_TASK STATEMENT:_
Copy out the lines that have "согласовано" in them.

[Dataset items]
*-*-*
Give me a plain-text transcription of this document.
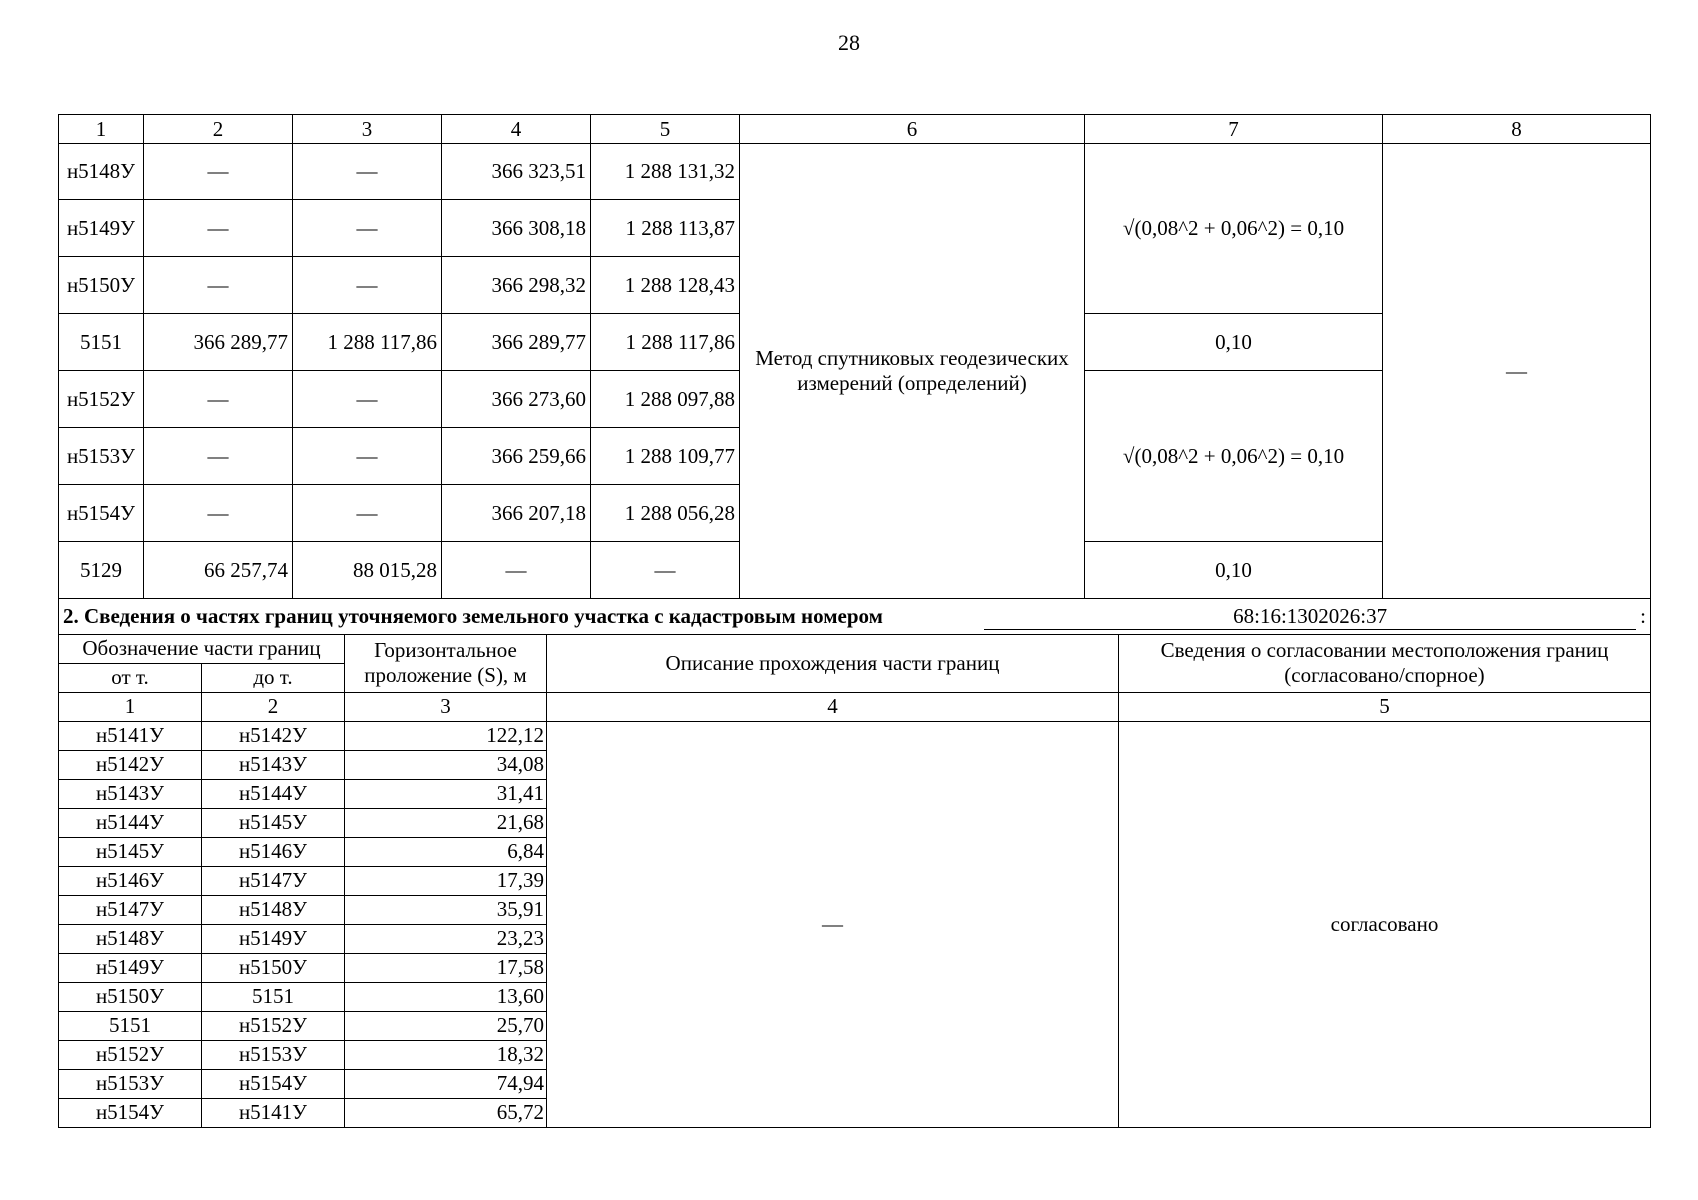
28
1	2	3	4	5	6	7	8
н5148У	—	—	366 323,51	1 288 131,32	Метод спутниковых геодезических измерений (определений)	√(0,08^2 + 0,06^2) = 0,10	—
н5149У	—	—	366 308,18	1 288 113,87			
н5150У	—	—	366 298,32	1 288 128,43			
5151	366 289,77	1 288 117,86	366 289,77	1 288 117,86		0,10	
н5152У	—	—	366 273,60	1 288 097,88		√(0,08^2 + 0,06^2) = 0,10	
н5153У	—	—	366 259,66	1 288 109,77			
н5154У	—	—	366 207,18	1 288 056,28			
5129	66 257,74	88 015,28	—	—		0,10	

2. Сведения о частях границ уточняемого земельного участка с кадастровым номером 68:16:1302026:37 :							
Обозначение части границ		Горизонтальное проложение (S), м	Описание прохождения части границ	Сведения о согласовании местоположения границ (согласовано/спорное)
от т.	до т.			
1	2	3	4	5
н5141У	н5142У	122,12	—	согласовано
н5142У	н5143У	34,08		
н5143У	н5144У	31,41		
н5144У	н5145У	21,68		
н5145У	н5146У	6,84		
н5146У	н5147У	17,39		
н5147У	н5148У	35,91		
н5148У	н5149У	23,23		
н5149У	н5150У	17,58		
н5150У	5151	13,60		
5151	н5152У	25,70		
н5152У	н5153У	18,32		
н5153У	н5154У	74,94		
н5154У	н5141У	65,72		
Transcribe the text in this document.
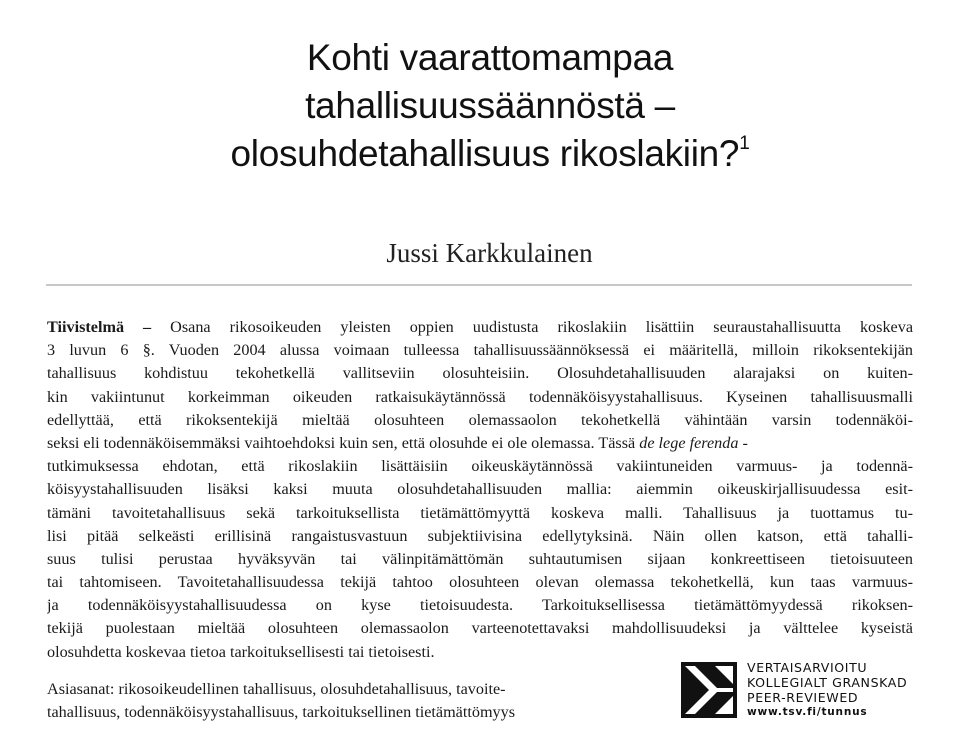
Kohti vaarattomampaa
tahallisuussäännöstä –
olosuhdetahallisuus rikoslakiin?$^1$
Jussi Karkkulainen
Tiivistelmä – Osana rikosoikeuden yleisten oppien uudistusta rikoslakiin lisättiin seuraustahallisuutta koskeva
3 luvun 6 §. Vuoden 2004 alussa voimaan tulleessa tahallisuussäännöksessä ei määritellä, milloin rikoksentekijän
tahallisuus kohdistuu tekohetkellä vallitseviin olosuhteisiin. Olosuhdetahallisuuden alarajaksi on kuiten-
kin vakiintunut korkeimman oikeuden ratkaisukäytännössä todennäköisyystahallisuus. Kyseinen tahallisuusmalli
edellyttää, että rikoksentekijä mieltää olosuhteen olemassaolon tekohetkellä vähintään varsin todennäköi-
seksi eli todennäköisemmäksi vaihtoehdoksi kuin sen, että olosuhde ei ole olemassa. Tässä de lege ferenda -
tutkimuksessa ehdotan, että rikoslakiin lisättäisiin oikeuskäytännössä vakiintuneiden varmuus- ja todennä-
köisyystahallisuuden lisäksi kaksi muuta olosuhdetahallisuuden mallia: aiemmin oikeuskirjallisuudessa esit-
tämäni tavoitetahallisuus sekä tarkoituksellista tietämättömyyttä koskeva malli. Tahallisuus ja tuottamus tu-
lisi pitää selkeästi erillisinä rangaistusvastuun subjektiivisina edellytyksinä. Näin ollen katson, että tahalli-
suus tulisi perustaa hyväksyvän tai välinpitämättömän suhtautumisen sijaan konkreettiseen tietoisuuteen
tai tahtomiseen. Tavoitetahallisuudessa tekijä tahtoo olosuhteen olevan olemassa tekohetkellä, kun taas varmuus-
ja todennäköisyystahallisuudessa on kyse tietoisuudesta. Tarkoituksellisessa tietämättömyydessä rikoksen-
tekijä puolestaan mieltää olosuhteen olemassaolon varteenotettavaksi mahdollisuudeksi ja välttelee kyseistä
olosuhdetta koskevaa tietoa tarkoituksellisesti tai tietoisesti.
Asiasanat: rikosoikeudellinen tahallisuus, olosuhdetahallisuus, tavoite-
tahallisuus, todennäköisyystahallisuus, tarkoituksellinen tietämättömyys
VERTAISARVIOITU
KOLLEGIALT GRANSKAD
PEER-REVIEWED
www.tsv.fi/tunnus
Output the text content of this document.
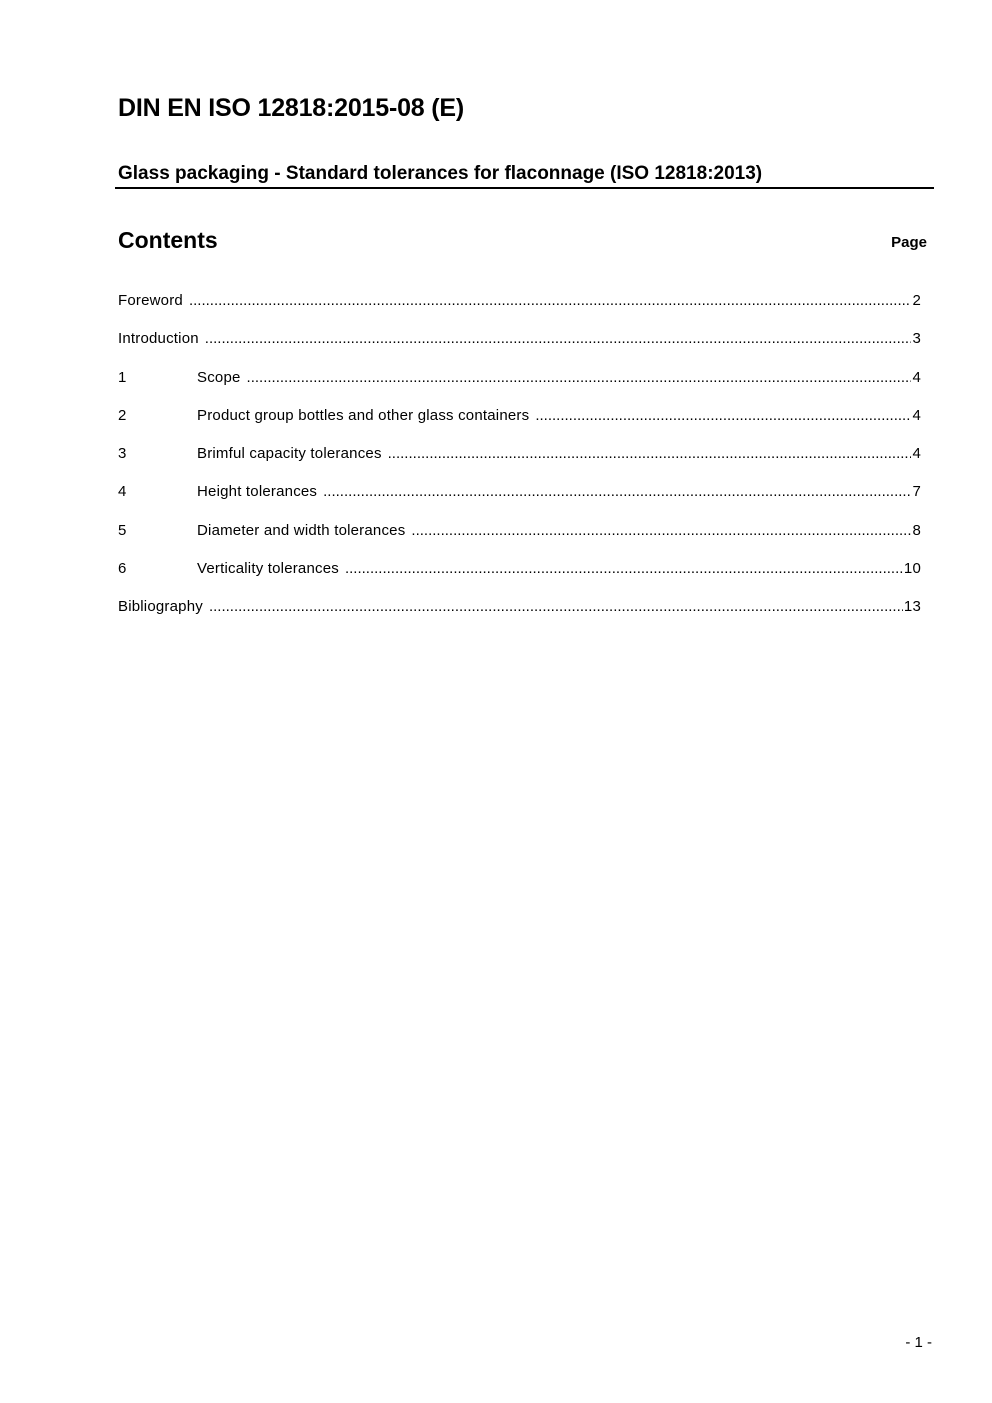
DIN EN ISO 12818:2015-08 (E)
Glass packaging - Standard tolerances for flaconnage (ISO 12818:2013)
Contents	Page
Foreword .....	2
Introduction .....	3
1	Scope .....	4
2	Product group bottles and other glass containers .....	4
3	Brimful capacity tolerances .....	4
4	Height tolerances .....	7
5	Diameter and width tolerances .....	8
6	Verticality tolerances .....	10
Bibliography .....	13
- 1 -
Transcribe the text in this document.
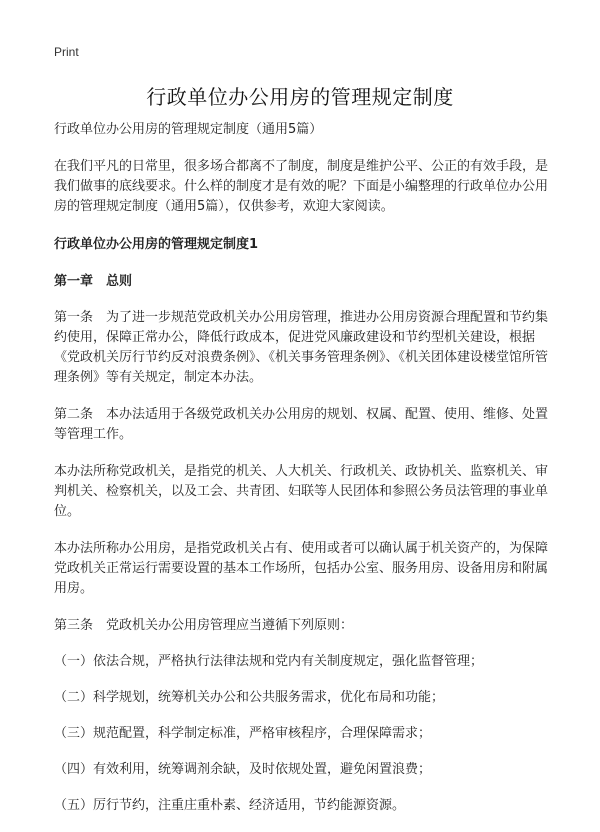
Print
行政单位办公用房的管理规定制度

行政单位办公用房的管理规定制度（通用5篇）

在我们平凡的日常里，很多场合都离不了制度，制度是维护公平、公正的有效手段，是我们做事的底线要求。什么样的制度才是有效的呢？下面是小编整理的行政单位办公用房的管理规定制度（通用5篇），仅供参考，欢迎大家阅读。

行政单位办公用房的管理规定制度1

第一章　总则

第一条　为了进一步规范党政机关办公用房管理，推进办公用房资源合理配置和节约集约使用，保障正常办公，降低行政成本，促进党风廉政建设和节约型机关建设，根据《党政机关厉行节约反对浪费条例》、《机关事务管理条例》、《机关团体建设楼堂馆所管理条例》等有关规定，制定本办法。

第二条　本办法适用于各级党政机关办公用房的规划、权属、配置、使用、维修、处置等管理工作。

本办法所称党政机关，是指党的机关、人大机关、行政机关、政协机关、监察机关、审判机关、检察机关，以及工会、共青团、妇联等人民团体和参照公务员法管理的事业单位。

本办法所称办公用房，是指党政机关占有、使用或者可以确认属于机关资产的，为保障党政机关正常运行需要设置的基本工作场所，包括办公室、服务用房、设备用房和附属用房。

第三条　党政机关办公用房管理应当遵循下列原则：

（一）依法合规，严格执行法律法规和党内有关制度规定，强化监督管理；

（二）科学规划，统筹机关办公和公共服务需求，优化布局和功能；

（三）规范配置，科学制定标准，严格审核程序，合理保障需求；

（四）有效利用，统筹调剂余缺，及时依规处置，避免闲置浪费；

（五）厉行节约，注重庄重朴素、经济适用，节约能源资源。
*-*-*
_REPLY:_
Обозначение части границ		Горизонтальное проложение (S), м	Описание прохождения части границ	Сведения о согласовании местоположения границ (согласовано/спорное)
н5141У	н5142У	122,12	—	согласовано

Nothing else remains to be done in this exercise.